**RECORDS SUPPLIED**.
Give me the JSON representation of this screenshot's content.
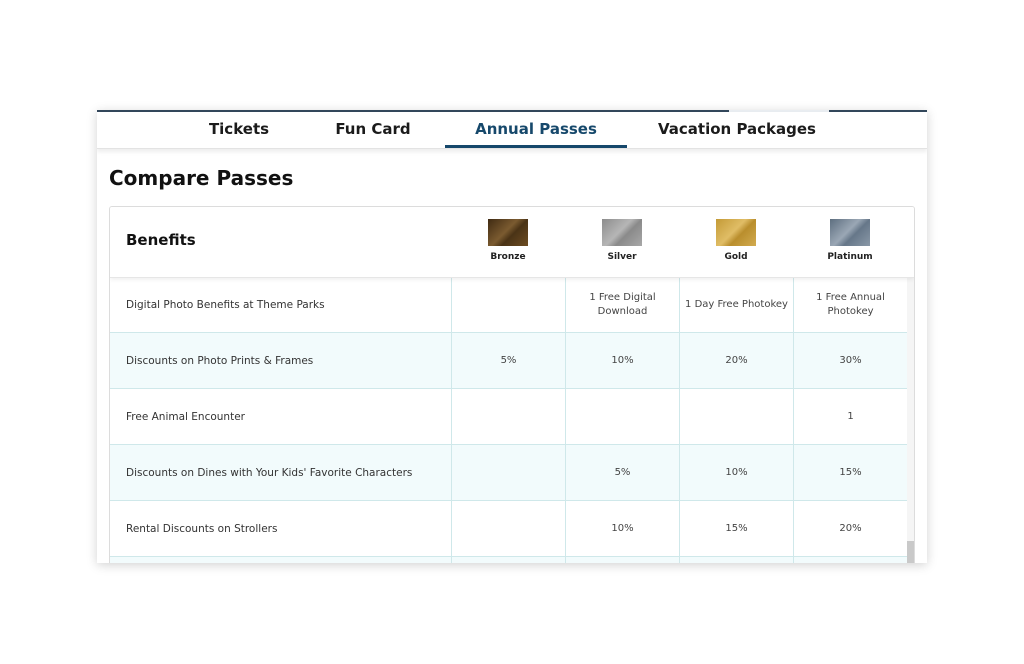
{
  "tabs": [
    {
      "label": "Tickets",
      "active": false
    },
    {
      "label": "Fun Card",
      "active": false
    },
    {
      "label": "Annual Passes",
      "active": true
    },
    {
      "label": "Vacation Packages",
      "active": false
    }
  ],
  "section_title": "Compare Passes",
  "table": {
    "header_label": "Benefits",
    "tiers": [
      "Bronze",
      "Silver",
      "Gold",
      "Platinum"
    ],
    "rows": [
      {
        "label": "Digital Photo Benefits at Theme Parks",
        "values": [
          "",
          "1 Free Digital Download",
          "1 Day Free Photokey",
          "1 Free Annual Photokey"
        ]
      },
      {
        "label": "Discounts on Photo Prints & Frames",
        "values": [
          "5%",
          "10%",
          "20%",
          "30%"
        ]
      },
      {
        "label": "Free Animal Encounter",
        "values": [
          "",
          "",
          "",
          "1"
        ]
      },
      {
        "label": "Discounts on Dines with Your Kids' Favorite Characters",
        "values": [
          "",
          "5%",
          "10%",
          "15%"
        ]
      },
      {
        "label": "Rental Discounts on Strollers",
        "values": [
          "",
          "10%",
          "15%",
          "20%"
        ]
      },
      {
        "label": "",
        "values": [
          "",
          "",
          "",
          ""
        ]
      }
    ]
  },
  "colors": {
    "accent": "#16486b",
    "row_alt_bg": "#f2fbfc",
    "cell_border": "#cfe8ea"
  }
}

--

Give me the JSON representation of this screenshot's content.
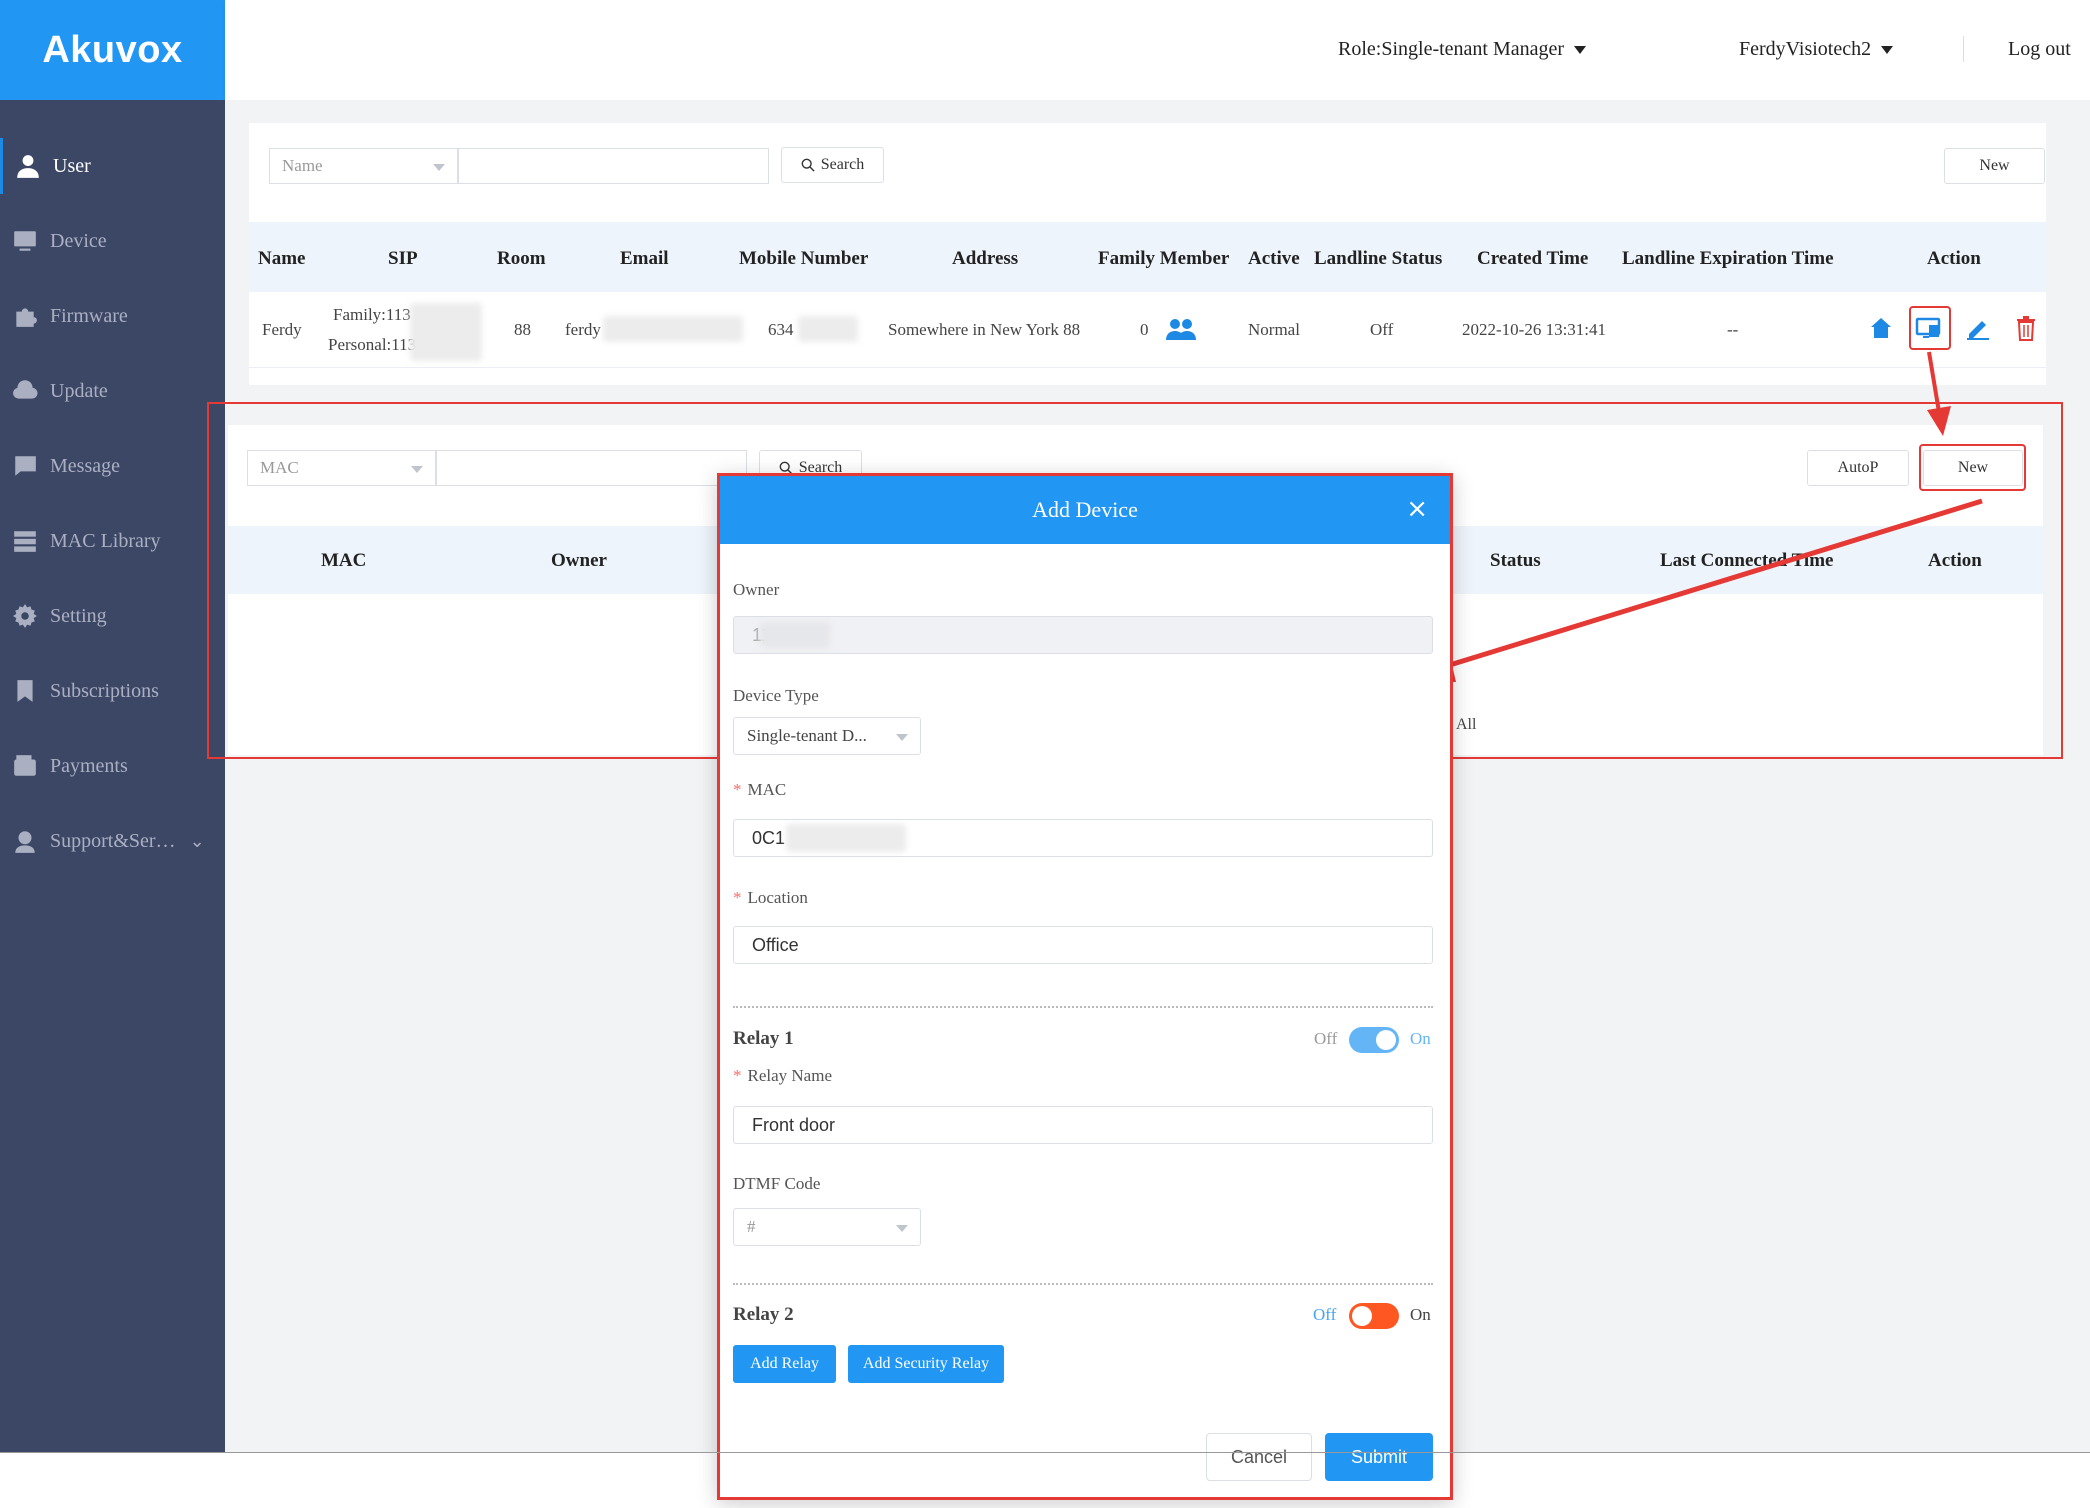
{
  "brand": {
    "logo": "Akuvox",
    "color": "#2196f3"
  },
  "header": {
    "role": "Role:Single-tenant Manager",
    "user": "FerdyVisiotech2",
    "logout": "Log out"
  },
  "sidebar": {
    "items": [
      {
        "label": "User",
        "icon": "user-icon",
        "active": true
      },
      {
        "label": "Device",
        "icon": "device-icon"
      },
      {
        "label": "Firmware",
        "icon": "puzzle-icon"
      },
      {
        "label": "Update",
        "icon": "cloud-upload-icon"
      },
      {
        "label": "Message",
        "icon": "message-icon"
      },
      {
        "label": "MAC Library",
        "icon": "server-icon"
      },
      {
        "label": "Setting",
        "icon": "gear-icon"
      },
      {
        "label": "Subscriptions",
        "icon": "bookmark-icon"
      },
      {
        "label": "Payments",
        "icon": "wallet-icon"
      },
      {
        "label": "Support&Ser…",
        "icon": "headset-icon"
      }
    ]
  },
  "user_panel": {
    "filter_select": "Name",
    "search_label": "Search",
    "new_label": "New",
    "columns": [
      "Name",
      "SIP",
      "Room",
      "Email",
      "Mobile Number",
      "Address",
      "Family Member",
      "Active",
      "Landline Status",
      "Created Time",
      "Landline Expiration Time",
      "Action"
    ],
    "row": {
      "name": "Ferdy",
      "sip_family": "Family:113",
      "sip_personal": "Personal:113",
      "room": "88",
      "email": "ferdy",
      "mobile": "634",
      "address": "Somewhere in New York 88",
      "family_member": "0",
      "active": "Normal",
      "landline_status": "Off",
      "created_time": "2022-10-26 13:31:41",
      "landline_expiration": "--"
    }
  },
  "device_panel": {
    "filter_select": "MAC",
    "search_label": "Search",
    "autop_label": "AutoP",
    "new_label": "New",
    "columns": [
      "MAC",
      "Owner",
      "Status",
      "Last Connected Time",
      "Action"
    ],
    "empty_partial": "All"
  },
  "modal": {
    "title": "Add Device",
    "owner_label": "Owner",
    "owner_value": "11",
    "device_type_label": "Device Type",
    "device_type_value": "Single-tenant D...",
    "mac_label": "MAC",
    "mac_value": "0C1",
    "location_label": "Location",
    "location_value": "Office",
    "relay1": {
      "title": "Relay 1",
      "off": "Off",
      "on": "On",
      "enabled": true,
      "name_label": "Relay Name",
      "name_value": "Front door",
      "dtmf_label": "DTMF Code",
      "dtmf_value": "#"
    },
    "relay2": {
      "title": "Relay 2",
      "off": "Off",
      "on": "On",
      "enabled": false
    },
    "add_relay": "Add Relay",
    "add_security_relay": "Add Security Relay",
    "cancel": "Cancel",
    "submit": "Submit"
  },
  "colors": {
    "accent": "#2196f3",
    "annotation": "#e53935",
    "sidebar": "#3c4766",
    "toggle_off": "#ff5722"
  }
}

**EXERCISE GOAL**. Examine the entries and report how many of their lines contain the string "Passes", giving no more than the number.

**FINAL ANSWER**. 2